[Layout coordinate data]
++++++++++++++++++++
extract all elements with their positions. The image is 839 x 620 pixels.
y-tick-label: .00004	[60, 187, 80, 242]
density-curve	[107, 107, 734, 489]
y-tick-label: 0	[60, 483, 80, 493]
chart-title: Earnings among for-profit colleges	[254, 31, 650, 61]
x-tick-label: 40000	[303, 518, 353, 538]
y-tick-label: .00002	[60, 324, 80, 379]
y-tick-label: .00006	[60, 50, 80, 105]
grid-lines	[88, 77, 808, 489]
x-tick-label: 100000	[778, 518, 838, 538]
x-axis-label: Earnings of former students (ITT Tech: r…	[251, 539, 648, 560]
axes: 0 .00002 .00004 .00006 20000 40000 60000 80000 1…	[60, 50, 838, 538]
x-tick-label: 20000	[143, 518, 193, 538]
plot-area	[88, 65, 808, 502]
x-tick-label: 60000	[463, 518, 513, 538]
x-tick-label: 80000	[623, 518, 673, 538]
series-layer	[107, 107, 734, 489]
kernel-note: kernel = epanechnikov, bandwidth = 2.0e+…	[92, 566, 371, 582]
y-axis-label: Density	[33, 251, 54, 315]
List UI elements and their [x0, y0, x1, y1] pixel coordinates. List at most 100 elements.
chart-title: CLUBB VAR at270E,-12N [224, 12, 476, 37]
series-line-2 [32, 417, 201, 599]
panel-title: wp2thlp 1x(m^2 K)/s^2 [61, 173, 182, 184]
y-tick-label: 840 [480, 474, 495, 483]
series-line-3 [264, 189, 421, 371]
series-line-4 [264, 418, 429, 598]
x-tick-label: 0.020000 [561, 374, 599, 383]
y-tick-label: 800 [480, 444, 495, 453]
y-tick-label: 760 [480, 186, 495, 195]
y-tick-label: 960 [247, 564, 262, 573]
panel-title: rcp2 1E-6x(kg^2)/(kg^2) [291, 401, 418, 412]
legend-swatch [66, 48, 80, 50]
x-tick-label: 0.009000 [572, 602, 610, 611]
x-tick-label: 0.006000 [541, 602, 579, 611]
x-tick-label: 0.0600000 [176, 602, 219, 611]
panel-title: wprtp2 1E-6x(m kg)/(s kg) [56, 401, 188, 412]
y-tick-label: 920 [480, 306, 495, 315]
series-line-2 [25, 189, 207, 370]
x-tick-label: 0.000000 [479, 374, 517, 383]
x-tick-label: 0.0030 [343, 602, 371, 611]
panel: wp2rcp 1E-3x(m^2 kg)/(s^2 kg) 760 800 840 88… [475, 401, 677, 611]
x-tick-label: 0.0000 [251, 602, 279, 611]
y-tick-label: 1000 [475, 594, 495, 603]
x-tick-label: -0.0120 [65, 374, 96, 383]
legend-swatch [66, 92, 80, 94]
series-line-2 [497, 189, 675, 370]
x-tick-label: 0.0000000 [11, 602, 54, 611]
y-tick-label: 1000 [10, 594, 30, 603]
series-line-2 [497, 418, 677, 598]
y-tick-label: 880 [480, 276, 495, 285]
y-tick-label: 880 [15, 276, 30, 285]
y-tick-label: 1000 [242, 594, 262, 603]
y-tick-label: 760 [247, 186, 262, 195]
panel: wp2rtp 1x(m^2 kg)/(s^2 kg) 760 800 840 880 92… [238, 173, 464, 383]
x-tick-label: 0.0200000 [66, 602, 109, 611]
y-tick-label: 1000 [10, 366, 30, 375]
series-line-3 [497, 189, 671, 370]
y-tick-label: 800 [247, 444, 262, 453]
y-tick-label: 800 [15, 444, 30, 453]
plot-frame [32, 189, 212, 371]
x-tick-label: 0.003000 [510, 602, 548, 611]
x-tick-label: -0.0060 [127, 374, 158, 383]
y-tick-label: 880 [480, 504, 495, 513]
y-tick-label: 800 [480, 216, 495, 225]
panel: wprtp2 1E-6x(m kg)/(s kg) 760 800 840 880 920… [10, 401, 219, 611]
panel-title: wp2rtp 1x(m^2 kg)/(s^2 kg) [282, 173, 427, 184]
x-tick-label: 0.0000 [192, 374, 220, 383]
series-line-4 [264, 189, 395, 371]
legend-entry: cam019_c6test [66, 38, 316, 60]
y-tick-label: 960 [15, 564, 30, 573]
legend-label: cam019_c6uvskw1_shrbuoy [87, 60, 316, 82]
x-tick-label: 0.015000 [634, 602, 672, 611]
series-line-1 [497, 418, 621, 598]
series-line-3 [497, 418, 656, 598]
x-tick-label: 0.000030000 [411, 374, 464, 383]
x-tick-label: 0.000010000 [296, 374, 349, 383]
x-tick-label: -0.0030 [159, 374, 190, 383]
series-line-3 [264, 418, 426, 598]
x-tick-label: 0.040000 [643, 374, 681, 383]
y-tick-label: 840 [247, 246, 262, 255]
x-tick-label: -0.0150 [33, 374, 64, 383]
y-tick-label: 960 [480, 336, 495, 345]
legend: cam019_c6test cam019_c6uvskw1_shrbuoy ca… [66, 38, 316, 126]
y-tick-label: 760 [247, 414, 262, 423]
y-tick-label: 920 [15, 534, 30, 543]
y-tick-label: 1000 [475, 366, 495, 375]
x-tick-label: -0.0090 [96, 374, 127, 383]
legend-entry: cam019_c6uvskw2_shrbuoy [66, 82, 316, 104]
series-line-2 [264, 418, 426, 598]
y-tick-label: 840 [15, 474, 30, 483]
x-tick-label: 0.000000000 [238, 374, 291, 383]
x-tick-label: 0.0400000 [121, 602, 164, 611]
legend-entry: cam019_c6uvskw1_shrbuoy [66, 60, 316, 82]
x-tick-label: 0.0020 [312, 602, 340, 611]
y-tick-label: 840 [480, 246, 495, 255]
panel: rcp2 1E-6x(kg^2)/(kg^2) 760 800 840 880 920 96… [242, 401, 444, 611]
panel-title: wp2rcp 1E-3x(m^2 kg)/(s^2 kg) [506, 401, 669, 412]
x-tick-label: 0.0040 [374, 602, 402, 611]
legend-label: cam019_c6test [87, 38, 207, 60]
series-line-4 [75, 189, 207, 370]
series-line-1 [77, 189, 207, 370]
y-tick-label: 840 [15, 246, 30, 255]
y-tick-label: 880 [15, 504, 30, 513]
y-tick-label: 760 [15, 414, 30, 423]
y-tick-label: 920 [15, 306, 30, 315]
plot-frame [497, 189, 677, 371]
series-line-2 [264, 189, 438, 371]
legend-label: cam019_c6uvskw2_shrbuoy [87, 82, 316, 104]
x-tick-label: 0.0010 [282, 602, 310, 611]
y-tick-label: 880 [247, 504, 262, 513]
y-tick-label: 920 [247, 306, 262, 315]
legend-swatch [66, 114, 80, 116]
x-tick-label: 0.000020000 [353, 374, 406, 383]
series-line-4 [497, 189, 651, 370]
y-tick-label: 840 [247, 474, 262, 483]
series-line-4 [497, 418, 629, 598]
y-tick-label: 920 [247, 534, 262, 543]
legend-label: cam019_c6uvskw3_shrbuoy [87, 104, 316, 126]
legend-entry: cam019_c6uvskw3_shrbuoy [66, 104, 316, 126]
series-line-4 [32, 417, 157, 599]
++++++++++++++++++++
Challenge:
Rewrite all of the data above, substituting "x-axis-tick" for every occurrence of "x-tick-label" and leaving everything else unchanged.

Solution for this problem:
extract all elements with their positions. The image is 839 x 620 pixels.
y-tick-label: .00004	[60, 187, 80, 242]
density-curve	[107, 107, 734, 489]
y-tick-label: 0	[60, 483, 80, 493]
chart-title: Earnings among for-profit colleges	[254, 31, 650, 61]
x-axis-tick: 40000	[303, 518, 353, 538]
y-tick-label: .00002	[60, 324, 80, 379]
y-tick-label: .00006	[60, 50, 80, 105]
grid-lines	[88, 77, 808, 489]
x-axis-tick: 100000	[778, 518, 838, 538]
x-axis-label: Earnings of former students (ITT Tech: r…	[251, 539, 648, 560]
axes: 0 .00002 .00004 .00006 20000 40000 60000 80000 1…	[60, 50, 838, 538]
x-axis-tick: 20000	[143, 518, 193, 538]
plot-area	[88, 65, 808, 502]
x-axis-tick: 60000	[463, 518, 513, 538]
x-axis-tick: 80000	[623, 518, 673, 538]
series-layer	[107, 107, 734, 489]
kernel-note: kernel = epanechnikov, bandwidth = 2.0e+…	[92, 566, 371, 582]
y-axis-label: Density	[33, 251, 54, 315]
List UI elements and their [x0, y0, x1, y1] pixel coordinates. List at most 100 elements.
chart-title: CLUBB VAR at270E,-12N [224, 12, 476, 37]
series-line-2 [32, 417, 201, 599]
panel-title: wp2thlp 1x(m^2 K)/s^2 [61, 173, 182, 184]
y-tick-label: 840 [480, 474, 495, 483]
series-line-3 [264, 189, 421, 371]
series-line-4 [264, 418, 429, 598]
x-axis-tick: 0.020000 [561, 374, 599, 383]
y-tick-label: 800 [480, 444, 495, 453]
y-tick-label: 760 [480, 186, 495, 195]
y-tick-label: 960 [247, 564, 262, 573]
panel-title: rcp2 1E-6x(kg^2)/(kg^2) [291, 401, 418, 412]
legend-swatch [66, 48, 80, 50]
x-axis-tick: 0.009000 [572, 602, 610, 611]
x-axis-tick: 0.006000 [541, 602, 579, 611]
x-axis-tick: 0.0600000 [176, 602, 219, 611]
panel-title: wprtp2 1E-6x(m kg)/(s kg) [56, 401, 188, 412]
y-tick-label: 920 [480, 306, 495, 315]
series-line-2 [25, 189, 207, 370]
x-axis-tick: 0.000000 [479, 374, 517, 383]
x-axis-tick: 0.0030 [343, 602, 371, 611]
panel: wp2rcp 1E-3x(m^2 kg)/(s^2 kg) 760 800 840 88… [475, 401, 677, 611]
x-axis-tick: 0.0000 [251, 602, 279, 611]
y-tick-label: 1000 [475, 594, 495, 603]
x-axis-tick: -0.0120 [65, 374, 96, 383]
legend-swatch [66, 92, 80, 94]
series-line-2 [497, 189, 675, 370]
x-axis-tick: 0.0000000 [11, 602, 54, 611]
y-tick-label: 1000 [10, 594, 30, 603]
series-line-2 [497, 418, 677, 598]
y-tick-label: 880 [480, 276, 495, 285]
y-tick-label: 880 [15, 276, 30, 285]
y-tick-label: 1000 [242, 594, 262, 603]
y-tick-label: 760 [247, 186, 262, 195]
panel: wp2rtp 1x(m^2 kg)/(s^2 kg) 760 800 840 880 92… [238, 173, 464, 383]
x-axis-tick: 0.0200000 [66, 602, 109, 611]
y-tick-label: 1000 [10, 366, 30, 375]
series-line-3 [497, 189, 671, 370]
y-tick-label: 800 [247, 444, 262, 453]
y-tick-label: 800 [15, 444, 30, 453]
plot-frame [32, 189, 212, 371]
x-axis-tick: 0.003000 [510, 602, 548, 611]
x-axis-tick: -0.0060 [127, 374, 158, 383]
y-tick-label: 880 [480, 504, 495, 513]
y-tick-label: 800 [480, 216, 495, 225]
panel: wprtp2 1E-6x(m kg)/(s kg) 760 800 840 880 920… [10, 401, 219, 611]
panel-title: wp2rtp 1x(m^2 kg)/(s^2 kg) [282, 173, 427, 184]
x-axis-tick: 0.0000 [192, 374, 220, 383]
series-line-4 [264, 189, 395, 371]
legend-entry: cam019_c6test [66, 38, 316, 60]
y-tick-label: 960 [15, 564, 30, 573]
legend-label: cam019_c6uvskw1_shrbuoy [87, 60, 316, 82]
x-axis-tick: 0.015000 [634, 602, 672, 611]
series-line-1 [497, 418, 621, 598]
series-line-3 [497, 418, 656, 598]
x-axis-tick: 0.000030000 [411, 374, 464, 383]
x-axis-tick: 0.000010000 [296, 374, 349, 383]
x-axis-tick: -0.0030 [159, 374, 190, 383]
series-line-3 [264, 418, 426, 598]
x-axis-tick: 0.040000 [643, 374, 681, 383]
y-tick-label: 840 [247, 246, 262, 255]
x-axis-tick: -0.0150 [33, 374, 64, 383]
y-tick-label: 960 [480, 336, 495, 345]
legend: cam019_c6test cam019_c6uvskw1_shrbuoy ca… [66, 38, 316, 126]
y-tick-label: 760 [247, 414, 262, 423]
y-tick-label: 920 [15, 534, 30, 543]
y-tick-label: 1000 [475, 366, 495, 375]
x-axis-tick: -0.0090 [96, 374, 127, 383]
legend-entry: cam019_c6uvskw2_shrbuoy [66, 82, 316, 104]
series-line-2 [264, 418, 426, 598]
y-tick-label: 840 [15, 474, 30, 483]
x-axis-tick: 0.000000000 [238, 374, 291, 383]
x-axis-tick: 0.0400000 [121, 602, 164, 611]
legend-entry: cam019_c6uvskw1_shrbuoy [66, 60, 316, 82]
x-axis-tick: 0.0020 [312, 602, 340, 611]
y-tick-label: 840 [480, 246, 495, 255]
panel: rcp2 1E-6x(kg^2)/(kg^2) 760 800 840 880 920 96… [242, 401, 444, 611]
panel-title: wp2rcp 1E-3x(m^2 kg)/(s^2 kg) [506, 401, 669, 412]
x-axis-tick: 0.0040 [374, 602, 402, 611]
legend-label: cam019_c6test [87, 38, 207, 60]
series-line-4 [75, 189, 207, 370]
series-line-1 [77, 189, 207, 370]
y-tick-label: 840 [15, 246, 30, 255]
y-tick-label: 880 [15, 504, 30, 513]
y-tick-label: 760 [15, 414, 30, 423]
y-tick-label: 920 [15, 306, 30, 315]
plot-frame [497, 189, 677, 371]
series-line-2 [264, 189, 438, 371]
legend-label: cam019_c6uvskw2_shrbuoy [87, 82, 316, 104]
x-axis-tick: 0.0010 [282, 602, 310, 611]
y-tick-label: 880 [247, 504, 262, 513]
y-tick-label: 920 [247, 306, 262, 315]
legend-swatch [66, 114, 80, 116]
x-axis-tick: 0.000020000 [353, 374, 406, 383]
series-line-4 [497, 189, 651, 370]
y-tick-label: 840 [247, 474, 262, 483]
series-line-4 [497, 418, 629, 598]
y-tick-label: 920 [247, 534, 262, 543]
legend-label: cam019_c6uvskw3_shrbuoy [87, 104, 316, 126]
legend-entry: cam019_c6uvskw3_shrbuoy [66, 104, 316, 126]
series-line-4 [32, 417, 157, 599]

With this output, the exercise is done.